Jaiyl District (Жайыл району), formerly called Kalinin District until May 1993, is a district of Chüy Region in northern Kyrgyzstan. Its area is 3453 km2, and its resident population was 112,211 in 2021. The administrative seat lies at Kara-Balta. It also administers an exclave in the southwestern heel of Chüy Region (the Suusamyr Valley, not on map at right), separated from the rest of the Jayyl District by the Panfilov District.

==Populated places==
In total, Jayyl District include 1 town and 36 settlements in 12 rural communities (ayyl aymagy). Each rural community can consist of one or several villages. The rural communities and settlements in the Jayyl District are:

1. town Kara-Balta (town of district significance)
2. Ak-Bashat (seat: Novonikolayevka; incl. Aydarbek, Ak-Bashat and Aral)
3. Jayyl (seat: Alekseyevka; incl. Jayyl)
4. Kara-Suu (seat: Stavropolovka; incl. Kara-Suu)
5. Krasnovostochny (seat: Kalinin; incl. Kaldyk and Kara-Döbö)

* * * * *

Task instructions – According to the Jaiyl District text, what name did the district have until May 1993? The items that come next are not needed for anything here.

* * * * *

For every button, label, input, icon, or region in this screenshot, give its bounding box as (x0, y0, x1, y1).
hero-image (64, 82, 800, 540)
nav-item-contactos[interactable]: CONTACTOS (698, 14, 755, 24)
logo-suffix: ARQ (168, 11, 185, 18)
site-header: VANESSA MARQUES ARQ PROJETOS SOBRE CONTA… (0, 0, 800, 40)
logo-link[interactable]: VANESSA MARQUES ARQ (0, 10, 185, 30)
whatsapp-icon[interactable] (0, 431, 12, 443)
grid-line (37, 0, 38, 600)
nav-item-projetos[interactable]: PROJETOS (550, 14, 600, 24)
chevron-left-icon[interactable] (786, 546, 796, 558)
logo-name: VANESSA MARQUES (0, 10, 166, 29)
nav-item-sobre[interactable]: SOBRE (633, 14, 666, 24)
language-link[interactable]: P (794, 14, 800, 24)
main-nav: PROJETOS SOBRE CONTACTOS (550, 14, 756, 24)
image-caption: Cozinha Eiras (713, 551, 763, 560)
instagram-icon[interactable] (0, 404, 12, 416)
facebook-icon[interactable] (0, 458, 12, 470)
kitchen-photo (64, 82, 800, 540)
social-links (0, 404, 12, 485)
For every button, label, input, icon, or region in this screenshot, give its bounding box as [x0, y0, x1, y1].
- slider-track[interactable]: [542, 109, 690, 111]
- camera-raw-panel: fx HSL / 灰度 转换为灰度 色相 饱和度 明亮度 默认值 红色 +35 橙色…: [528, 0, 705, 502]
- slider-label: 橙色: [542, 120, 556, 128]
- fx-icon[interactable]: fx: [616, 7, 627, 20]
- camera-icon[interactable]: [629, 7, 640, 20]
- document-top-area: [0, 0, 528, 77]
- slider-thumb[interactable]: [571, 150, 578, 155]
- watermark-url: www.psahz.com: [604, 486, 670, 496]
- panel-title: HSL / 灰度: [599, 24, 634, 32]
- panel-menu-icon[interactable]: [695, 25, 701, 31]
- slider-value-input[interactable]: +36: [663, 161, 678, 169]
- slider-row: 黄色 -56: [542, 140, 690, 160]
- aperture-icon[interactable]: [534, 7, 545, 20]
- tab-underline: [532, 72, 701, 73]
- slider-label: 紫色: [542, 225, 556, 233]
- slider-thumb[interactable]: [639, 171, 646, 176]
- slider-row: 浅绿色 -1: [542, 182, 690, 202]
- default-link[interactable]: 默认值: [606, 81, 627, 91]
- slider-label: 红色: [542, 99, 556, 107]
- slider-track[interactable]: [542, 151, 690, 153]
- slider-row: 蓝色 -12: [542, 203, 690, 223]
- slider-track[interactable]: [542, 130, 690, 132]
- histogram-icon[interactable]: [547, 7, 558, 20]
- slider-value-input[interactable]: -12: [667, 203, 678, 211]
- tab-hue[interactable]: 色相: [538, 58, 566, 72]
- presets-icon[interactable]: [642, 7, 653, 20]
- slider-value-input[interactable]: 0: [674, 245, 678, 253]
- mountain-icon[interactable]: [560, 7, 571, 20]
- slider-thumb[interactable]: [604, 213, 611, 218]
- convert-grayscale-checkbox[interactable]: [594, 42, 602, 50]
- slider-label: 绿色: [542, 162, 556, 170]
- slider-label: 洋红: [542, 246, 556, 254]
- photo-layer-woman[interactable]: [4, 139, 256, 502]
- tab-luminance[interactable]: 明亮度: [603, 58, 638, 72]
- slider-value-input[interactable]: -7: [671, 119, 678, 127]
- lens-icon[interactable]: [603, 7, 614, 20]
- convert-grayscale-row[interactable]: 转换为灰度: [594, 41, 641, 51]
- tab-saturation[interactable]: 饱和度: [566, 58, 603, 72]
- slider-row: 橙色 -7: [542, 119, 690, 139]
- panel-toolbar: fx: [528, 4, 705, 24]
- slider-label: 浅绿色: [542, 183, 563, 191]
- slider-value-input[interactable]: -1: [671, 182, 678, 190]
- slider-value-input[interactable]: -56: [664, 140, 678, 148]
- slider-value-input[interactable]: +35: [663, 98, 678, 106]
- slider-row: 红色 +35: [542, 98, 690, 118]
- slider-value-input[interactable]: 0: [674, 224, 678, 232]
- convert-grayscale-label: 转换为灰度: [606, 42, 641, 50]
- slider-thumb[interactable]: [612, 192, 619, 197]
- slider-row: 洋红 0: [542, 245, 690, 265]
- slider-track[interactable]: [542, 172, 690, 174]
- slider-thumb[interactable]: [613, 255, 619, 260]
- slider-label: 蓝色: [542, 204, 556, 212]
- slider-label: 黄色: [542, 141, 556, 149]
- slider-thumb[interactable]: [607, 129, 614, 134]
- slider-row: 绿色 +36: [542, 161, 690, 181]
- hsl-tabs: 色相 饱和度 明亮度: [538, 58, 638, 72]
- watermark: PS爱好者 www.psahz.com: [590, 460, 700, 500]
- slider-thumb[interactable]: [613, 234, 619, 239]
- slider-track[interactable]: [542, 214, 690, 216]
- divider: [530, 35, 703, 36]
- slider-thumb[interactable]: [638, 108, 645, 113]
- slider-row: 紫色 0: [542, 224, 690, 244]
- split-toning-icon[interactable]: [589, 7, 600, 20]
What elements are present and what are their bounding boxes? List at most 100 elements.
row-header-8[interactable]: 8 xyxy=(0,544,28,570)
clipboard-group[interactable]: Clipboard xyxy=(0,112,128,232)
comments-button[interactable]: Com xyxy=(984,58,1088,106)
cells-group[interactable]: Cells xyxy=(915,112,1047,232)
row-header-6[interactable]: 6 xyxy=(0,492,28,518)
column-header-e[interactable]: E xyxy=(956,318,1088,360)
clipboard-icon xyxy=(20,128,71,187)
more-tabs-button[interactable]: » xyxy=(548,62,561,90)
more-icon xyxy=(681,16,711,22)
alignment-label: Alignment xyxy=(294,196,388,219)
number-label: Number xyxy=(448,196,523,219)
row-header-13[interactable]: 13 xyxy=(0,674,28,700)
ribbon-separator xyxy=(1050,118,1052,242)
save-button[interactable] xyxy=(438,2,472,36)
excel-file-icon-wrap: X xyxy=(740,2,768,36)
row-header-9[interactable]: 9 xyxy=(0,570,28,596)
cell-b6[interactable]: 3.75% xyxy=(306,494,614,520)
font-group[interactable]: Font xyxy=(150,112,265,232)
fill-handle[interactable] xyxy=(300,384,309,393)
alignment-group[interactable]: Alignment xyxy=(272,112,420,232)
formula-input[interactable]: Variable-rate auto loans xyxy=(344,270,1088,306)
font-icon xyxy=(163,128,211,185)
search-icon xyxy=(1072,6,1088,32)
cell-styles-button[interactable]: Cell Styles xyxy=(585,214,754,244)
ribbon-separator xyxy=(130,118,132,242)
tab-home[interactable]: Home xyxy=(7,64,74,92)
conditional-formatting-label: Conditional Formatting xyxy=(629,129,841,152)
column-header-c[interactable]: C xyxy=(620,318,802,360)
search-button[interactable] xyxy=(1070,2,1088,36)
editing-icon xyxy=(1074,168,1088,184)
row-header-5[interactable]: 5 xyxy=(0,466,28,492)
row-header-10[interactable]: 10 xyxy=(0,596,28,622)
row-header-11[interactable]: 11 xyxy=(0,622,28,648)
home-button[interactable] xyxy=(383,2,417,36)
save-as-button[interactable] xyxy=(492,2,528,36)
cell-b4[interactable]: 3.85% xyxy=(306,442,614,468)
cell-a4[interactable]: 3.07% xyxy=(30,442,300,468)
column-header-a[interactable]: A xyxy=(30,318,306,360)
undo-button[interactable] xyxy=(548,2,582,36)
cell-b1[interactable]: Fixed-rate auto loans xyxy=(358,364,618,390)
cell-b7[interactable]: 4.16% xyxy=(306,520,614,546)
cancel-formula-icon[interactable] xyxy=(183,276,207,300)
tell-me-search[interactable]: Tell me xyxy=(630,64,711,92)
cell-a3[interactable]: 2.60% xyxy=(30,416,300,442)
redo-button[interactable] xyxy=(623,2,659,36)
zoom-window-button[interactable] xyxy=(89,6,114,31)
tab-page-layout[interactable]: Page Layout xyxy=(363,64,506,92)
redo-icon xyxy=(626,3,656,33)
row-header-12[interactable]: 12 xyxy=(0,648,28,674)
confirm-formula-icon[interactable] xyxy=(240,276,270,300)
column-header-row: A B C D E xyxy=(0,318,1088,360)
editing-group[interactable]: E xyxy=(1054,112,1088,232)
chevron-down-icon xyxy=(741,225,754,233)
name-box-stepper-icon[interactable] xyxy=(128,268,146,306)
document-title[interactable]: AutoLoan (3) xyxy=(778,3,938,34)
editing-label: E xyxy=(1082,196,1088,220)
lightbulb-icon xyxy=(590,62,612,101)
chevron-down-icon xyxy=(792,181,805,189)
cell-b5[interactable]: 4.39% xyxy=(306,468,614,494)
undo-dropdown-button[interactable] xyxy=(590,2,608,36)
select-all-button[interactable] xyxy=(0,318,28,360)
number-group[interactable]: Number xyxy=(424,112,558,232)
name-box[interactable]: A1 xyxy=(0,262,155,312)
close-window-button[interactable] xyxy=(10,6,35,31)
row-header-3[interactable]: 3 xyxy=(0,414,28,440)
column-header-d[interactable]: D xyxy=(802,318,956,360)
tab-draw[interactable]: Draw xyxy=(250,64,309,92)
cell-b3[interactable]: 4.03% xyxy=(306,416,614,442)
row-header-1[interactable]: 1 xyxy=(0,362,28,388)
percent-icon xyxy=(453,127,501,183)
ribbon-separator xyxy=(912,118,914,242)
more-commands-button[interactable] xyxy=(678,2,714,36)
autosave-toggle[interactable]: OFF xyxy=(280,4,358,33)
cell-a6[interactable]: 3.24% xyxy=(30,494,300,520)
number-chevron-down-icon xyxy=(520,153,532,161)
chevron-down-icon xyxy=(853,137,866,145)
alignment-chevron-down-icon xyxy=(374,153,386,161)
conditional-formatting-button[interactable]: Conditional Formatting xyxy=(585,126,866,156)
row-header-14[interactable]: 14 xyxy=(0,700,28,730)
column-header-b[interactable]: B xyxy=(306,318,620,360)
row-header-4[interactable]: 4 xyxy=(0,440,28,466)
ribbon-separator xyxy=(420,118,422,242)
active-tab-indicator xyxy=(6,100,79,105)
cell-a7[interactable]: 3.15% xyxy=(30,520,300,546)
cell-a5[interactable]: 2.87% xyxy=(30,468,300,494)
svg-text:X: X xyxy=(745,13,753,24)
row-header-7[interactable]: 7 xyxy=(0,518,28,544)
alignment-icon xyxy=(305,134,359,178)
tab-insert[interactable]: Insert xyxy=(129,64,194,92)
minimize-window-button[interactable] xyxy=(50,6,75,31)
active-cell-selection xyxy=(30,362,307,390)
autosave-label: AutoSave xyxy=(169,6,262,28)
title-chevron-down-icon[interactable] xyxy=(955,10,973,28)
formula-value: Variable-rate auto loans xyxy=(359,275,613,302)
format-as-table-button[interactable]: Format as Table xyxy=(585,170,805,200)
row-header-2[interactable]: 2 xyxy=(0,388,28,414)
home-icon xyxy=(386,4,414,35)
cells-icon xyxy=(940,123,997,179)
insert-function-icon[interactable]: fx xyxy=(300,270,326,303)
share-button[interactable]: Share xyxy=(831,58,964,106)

* * * * *

Solution to this task – Kalinin District